Your objective :: Where a line contains the word "panel", copy that line.

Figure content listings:
# # # #

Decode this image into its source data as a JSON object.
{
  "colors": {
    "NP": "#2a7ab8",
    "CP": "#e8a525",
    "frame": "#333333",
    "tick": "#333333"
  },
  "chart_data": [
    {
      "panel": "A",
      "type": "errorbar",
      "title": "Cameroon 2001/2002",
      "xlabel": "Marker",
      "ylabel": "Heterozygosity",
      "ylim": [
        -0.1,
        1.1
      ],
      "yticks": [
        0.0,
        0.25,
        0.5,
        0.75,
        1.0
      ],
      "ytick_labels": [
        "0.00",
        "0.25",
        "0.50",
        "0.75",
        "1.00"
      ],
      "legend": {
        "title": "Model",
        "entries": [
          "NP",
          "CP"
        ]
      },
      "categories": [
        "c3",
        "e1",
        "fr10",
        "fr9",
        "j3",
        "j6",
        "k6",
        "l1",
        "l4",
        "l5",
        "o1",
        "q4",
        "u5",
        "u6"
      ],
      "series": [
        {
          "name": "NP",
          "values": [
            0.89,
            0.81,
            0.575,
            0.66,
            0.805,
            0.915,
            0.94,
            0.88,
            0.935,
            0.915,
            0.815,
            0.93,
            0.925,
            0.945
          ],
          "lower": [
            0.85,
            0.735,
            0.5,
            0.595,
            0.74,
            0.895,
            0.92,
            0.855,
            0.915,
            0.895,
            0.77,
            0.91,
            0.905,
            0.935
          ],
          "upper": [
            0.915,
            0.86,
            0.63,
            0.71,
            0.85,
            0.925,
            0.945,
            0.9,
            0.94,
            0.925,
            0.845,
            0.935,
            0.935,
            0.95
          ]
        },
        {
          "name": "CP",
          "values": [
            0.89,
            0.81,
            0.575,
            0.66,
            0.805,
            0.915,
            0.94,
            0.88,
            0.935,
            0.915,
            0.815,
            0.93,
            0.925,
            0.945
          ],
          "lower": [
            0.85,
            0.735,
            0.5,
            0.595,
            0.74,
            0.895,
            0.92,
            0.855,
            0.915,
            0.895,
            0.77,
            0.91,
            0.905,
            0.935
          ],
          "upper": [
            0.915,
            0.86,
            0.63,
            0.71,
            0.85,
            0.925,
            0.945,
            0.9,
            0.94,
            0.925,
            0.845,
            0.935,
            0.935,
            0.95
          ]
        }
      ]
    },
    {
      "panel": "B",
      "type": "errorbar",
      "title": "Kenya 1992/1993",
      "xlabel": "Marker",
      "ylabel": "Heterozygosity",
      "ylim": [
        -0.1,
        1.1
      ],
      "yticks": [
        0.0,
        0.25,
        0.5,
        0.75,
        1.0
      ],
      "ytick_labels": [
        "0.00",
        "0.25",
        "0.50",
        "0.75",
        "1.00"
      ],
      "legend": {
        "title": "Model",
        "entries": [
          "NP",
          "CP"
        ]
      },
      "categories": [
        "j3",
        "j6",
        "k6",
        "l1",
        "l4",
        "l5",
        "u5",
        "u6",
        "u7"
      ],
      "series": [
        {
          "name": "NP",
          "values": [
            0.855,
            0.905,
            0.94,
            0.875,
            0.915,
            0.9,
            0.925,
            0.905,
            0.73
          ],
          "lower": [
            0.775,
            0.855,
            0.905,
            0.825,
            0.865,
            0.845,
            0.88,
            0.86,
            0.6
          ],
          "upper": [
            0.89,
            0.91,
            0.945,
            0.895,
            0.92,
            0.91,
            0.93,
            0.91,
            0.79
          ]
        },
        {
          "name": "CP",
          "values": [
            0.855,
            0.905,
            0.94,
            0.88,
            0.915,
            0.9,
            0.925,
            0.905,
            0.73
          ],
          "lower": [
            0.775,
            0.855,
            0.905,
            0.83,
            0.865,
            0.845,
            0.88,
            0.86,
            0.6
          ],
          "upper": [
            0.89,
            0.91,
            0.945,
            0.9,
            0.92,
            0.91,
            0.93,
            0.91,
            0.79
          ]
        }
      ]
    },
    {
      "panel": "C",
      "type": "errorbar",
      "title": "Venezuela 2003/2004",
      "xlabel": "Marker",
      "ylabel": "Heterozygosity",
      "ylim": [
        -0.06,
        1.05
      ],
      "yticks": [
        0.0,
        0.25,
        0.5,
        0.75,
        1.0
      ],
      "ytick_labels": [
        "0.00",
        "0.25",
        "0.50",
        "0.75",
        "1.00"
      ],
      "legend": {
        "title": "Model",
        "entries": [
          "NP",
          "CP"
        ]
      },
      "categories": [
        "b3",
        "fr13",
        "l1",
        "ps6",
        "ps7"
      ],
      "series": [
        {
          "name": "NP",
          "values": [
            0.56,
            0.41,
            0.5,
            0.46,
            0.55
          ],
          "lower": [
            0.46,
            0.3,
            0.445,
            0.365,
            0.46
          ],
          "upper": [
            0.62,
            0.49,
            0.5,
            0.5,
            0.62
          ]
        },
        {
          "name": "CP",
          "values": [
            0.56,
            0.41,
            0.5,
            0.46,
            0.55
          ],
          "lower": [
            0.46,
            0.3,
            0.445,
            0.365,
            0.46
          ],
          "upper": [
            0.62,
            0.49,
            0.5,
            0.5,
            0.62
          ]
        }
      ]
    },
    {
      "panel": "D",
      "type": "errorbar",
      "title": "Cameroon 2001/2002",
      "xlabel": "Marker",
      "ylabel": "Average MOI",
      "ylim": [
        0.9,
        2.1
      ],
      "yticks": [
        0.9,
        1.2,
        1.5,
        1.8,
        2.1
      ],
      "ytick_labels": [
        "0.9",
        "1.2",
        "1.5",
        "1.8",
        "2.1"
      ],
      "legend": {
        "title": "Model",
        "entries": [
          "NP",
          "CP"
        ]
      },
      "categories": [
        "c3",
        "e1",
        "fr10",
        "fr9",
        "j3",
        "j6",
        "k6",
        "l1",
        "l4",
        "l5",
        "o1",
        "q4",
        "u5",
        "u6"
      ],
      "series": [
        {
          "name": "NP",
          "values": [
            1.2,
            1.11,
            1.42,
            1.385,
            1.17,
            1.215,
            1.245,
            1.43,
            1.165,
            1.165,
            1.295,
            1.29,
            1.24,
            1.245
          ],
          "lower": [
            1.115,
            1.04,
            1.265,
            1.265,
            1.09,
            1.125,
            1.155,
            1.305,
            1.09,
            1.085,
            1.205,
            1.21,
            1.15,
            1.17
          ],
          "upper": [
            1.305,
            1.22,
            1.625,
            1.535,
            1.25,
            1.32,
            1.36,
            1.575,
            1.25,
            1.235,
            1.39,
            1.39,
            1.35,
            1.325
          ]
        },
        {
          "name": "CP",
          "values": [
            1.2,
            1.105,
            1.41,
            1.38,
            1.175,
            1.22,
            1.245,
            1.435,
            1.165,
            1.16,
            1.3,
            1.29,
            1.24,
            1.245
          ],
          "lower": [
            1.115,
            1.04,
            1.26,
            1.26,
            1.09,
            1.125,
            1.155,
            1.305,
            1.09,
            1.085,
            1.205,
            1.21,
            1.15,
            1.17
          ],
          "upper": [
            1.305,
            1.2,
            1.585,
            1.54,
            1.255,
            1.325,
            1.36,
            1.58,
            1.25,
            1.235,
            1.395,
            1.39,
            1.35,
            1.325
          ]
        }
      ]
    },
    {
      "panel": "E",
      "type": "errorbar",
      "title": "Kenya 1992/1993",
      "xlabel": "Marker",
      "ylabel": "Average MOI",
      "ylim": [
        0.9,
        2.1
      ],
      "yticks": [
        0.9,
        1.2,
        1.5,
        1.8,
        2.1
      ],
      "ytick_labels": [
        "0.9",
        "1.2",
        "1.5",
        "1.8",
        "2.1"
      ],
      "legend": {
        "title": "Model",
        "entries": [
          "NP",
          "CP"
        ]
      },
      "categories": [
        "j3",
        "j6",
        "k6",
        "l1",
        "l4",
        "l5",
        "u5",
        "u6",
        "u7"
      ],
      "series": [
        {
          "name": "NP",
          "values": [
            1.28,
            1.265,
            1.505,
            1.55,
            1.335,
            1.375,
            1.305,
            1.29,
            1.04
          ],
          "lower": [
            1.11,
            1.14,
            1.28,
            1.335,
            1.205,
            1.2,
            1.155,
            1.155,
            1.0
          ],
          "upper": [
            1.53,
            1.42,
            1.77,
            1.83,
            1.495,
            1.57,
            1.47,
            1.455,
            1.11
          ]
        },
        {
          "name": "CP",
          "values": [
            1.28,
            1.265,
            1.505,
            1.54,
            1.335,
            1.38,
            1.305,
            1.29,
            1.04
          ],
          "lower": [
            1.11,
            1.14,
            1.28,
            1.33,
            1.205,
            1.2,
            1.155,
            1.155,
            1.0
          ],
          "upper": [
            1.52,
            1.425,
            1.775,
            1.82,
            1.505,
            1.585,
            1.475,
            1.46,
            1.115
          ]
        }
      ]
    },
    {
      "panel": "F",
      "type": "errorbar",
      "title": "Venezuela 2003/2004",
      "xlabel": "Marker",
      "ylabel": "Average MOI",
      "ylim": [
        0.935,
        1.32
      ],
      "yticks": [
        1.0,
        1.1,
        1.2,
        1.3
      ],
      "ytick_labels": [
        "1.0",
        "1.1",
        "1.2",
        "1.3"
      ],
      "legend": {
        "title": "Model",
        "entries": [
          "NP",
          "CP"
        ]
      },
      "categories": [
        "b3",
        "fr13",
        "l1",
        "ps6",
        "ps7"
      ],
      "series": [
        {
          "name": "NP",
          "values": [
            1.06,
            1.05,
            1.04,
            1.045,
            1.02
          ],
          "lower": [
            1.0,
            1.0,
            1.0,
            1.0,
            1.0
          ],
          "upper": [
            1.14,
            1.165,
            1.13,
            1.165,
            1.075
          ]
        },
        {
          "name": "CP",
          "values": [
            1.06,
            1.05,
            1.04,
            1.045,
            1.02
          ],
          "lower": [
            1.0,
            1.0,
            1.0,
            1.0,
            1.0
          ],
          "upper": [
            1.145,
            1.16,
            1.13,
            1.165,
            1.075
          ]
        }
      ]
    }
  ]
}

# # # #

Answer to this exercise ::
      "panel": "A",
      "panel": "B",
      "panel": "C",
      "panel": "D",
      "panel": "E",
      "panel": "F",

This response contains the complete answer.